- _Exercise data_:
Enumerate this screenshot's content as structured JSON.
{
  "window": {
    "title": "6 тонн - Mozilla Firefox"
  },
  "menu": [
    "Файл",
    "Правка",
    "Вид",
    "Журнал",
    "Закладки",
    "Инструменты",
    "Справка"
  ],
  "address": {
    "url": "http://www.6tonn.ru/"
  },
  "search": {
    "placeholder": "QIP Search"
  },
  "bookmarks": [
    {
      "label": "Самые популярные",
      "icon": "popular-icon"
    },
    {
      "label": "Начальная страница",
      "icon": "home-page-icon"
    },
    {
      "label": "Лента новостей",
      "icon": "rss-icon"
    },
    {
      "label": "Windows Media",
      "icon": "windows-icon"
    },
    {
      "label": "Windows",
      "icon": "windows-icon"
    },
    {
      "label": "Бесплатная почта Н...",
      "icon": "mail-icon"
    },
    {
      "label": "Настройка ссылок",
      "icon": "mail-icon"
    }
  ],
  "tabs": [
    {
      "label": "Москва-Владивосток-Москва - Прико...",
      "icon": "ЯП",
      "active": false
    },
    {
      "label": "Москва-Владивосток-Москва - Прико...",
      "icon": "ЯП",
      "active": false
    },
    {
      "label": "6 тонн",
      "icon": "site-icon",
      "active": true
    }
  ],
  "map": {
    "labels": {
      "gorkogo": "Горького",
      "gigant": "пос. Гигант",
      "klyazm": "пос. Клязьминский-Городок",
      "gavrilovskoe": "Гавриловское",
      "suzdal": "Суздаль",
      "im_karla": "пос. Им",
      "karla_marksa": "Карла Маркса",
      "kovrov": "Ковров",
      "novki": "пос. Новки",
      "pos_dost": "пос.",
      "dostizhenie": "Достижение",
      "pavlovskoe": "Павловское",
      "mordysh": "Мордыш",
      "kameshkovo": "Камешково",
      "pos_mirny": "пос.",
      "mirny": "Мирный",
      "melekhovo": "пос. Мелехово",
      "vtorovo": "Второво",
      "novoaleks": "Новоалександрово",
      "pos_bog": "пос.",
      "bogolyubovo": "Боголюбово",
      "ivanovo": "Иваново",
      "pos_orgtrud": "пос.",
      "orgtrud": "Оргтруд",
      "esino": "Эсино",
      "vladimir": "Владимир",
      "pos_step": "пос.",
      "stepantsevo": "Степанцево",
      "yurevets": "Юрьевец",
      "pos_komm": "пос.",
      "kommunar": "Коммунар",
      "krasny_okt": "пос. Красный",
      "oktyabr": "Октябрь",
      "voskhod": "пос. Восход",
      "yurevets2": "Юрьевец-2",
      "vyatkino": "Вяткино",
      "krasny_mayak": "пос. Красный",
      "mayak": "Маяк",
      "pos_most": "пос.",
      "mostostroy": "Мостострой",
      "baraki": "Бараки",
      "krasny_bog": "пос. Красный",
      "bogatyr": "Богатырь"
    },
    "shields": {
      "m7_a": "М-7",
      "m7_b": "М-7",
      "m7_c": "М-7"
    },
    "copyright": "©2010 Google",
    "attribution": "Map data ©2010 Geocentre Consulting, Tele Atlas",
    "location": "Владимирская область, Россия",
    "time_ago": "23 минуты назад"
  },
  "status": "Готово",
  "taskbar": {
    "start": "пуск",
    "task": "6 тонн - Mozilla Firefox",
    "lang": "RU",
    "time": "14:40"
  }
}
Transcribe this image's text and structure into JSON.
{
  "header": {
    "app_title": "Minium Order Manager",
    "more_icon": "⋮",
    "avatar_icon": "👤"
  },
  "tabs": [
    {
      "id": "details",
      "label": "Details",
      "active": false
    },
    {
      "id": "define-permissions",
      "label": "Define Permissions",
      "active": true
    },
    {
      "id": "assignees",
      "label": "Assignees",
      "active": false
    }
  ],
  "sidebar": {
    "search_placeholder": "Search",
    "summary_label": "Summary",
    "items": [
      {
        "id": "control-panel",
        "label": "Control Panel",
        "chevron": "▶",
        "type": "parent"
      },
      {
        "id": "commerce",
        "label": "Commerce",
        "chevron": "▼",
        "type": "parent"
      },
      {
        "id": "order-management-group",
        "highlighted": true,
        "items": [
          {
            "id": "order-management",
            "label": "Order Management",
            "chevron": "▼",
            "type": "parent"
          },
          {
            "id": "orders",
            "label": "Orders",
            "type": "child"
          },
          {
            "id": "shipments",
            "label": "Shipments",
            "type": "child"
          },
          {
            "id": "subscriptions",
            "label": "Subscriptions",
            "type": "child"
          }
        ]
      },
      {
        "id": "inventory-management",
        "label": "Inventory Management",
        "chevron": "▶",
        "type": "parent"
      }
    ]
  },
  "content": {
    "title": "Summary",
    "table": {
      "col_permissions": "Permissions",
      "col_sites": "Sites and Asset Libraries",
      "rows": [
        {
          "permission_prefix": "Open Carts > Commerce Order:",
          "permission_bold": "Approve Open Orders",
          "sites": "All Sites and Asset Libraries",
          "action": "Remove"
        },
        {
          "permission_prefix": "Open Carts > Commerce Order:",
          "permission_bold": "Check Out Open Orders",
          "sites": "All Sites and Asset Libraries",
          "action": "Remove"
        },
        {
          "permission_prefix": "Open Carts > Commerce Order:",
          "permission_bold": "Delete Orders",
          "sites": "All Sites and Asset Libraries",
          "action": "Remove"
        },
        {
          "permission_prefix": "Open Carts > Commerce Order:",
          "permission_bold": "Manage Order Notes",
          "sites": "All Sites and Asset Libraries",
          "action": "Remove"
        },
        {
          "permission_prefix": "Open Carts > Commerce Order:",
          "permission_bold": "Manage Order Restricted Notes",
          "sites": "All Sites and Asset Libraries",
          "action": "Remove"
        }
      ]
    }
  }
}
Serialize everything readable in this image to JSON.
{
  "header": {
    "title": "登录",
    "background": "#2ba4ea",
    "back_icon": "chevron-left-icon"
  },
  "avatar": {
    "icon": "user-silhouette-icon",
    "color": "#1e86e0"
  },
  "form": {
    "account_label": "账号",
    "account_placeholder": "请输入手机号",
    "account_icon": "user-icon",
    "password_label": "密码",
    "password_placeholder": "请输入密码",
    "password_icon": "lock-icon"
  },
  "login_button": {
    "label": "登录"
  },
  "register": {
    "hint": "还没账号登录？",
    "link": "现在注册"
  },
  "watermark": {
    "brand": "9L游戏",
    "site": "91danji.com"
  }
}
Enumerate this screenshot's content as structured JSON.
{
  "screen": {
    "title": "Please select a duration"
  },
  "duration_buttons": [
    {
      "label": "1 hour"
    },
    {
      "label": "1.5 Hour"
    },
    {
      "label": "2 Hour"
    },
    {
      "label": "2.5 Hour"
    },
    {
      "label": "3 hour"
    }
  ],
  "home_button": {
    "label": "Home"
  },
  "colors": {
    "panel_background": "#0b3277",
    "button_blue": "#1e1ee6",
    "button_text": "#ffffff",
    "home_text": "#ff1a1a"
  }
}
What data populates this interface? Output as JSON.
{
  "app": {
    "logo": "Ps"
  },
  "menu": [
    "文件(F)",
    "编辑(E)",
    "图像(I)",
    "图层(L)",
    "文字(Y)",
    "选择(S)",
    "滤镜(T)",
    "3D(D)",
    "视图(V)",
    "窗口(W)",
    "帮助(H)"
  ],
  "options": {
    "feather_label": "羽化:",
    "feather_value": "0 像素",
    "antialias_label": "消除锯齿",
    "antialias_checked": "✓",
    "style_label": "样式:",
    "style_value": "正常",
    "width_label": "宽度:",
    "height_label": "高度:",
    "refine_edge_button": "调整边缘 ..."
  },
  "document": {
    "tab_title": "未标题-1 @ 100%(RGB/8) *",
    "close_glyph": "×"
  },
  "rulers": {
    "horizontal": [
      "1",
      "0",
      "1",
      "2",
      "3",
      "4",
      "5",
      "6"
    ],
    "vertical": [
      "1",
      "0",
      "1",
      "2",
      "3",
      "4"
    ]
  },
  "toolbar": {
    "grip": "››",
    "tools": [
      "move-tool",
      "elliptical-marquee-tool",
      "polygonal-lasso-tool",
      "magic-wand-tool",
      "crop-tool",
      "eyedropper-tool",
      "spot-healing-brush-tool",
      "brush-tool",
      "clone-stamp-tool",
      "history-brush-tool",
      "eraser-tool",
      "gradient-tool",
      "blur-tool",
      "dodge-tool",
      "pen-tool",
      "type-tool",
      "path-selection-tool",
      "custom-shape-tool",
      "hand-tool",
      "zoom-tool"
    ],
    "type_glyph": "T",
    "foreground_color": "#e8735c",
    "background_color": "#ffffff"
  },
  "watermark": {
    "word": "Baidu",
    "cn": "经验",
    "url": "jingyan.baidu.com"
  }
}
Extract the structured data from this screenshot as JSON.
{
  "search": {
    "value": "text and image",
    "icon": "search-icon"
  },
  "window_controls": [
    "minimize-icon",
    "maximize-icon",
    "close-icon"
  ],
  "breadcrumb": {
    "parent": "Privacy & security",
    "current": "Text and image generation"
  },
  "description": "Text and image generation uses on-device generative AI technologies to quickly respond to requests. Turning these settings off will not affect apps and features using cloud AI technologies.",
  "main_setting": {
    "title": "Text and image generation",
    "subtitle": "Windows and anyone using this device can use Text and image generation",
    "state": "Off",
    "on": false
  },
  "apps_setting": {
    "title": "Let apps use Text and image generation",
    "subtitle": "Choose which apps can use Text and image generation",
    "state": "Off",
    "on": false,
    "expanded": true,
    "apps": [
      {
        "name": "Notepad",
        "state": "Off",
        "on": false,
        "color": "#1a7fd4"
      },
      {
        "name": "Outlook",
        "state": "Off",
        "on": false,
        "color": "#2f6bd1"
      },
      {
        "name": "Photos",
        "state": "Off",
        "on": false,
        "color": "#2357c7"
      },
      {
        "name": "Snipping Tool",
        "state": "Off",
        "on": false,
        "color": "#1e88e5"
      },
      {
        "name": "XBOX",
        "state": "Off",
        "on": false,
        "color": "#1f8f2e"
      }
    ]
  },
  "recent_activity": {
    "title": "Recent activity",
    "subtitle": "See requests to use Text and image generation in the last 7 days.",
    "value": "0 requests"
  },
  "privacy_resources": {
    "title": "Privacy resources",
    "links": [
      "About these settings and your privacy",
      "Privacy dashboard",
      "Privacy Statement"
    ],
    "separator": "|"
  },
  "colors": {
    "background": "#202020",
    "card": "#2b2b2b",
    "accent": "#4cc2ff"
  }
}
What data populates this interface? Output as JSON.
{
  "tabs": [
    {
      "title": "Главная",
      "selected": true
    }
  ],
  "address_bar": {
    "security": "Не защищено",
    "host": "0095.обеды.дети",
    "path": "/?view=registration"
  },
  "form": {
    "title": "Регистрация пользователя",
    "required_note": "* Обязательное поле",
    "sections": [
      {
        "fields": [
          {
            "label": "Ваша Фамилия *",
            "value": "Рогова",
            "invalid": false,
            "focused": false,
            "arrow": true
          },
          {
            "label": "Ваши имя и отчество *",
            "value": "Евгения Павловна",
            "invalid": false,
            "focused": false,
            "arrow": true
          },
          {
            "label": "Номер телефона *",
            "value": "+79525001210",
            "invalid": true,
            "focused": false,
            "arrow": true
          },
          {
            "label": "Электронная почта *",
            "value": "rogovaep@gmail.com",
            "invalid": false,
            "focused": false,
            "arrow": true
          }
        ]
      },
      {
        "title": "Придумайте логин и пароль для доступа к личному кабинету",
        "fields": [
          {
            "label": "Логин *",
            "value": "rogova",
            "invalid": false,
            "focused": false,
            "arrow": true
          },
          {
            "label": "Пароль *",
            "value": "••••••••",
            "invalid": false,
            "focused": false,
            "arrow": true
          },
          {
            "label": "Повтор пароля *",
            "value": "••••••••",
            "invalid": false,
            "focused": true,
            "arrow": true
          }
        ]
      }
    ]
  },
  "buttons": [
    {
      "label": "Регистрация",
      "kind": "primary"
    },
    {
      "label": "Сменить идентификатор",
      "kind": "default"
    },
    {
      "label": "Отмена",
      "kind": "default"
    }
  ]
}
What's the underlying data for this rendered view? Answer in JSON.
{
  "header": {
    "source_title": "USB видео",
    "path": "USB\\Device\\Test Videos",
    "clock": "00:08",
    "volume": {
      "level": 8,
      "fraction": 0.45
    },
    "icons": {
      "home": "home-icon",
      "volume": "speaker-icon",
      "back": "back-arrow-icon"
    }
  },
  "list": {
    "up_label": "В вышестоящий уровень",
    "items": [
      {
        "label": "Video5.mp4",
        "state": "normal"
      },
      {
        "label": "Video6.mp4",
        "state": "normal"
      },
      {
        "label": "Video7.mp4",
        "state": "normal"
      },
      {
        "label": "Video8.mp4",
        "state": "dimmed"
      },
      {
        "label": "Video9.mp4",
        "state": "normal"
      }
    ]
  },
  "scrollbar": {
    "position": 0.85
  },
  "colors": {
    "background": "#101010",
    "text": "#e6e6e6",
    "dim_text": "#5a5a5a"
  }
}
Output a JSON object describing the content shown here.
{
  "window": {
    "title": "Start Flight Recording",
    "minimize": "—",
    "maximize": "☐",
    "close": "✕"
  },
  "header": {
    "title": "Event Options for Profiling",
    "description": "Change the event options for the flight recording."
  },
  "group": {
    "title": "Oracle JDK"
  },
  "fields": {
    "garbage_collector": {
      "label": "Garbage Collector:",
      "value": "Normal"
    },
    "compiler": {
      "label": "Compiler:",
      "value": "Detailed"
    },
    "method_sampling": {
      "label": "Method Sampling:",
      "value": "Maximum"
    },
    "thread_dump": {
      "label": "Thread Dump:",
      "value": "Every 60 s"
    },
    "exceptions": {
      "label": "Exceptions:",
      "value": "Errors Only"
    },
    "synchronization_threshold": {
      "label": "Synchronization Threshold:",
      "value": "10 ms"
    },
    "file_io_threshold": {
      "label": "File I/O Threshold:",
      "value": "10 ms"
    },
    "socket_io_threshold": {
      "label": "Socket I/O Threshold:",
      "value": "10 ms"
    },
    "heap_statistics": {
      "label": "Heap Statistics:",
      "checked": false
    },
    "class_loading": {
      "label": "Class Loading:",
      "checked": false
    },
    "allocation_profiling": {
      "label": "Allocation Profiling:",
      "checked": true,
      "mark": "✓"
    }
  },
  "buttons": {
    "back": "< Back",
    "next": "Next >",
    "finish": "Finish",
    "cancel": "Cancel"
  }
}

- _Task prompt_: Copy every line above in which the string "почта" shows up.

- _Result below_:
      "label": "Бесплатная почта Н...",
            "label": "Электронная почта *",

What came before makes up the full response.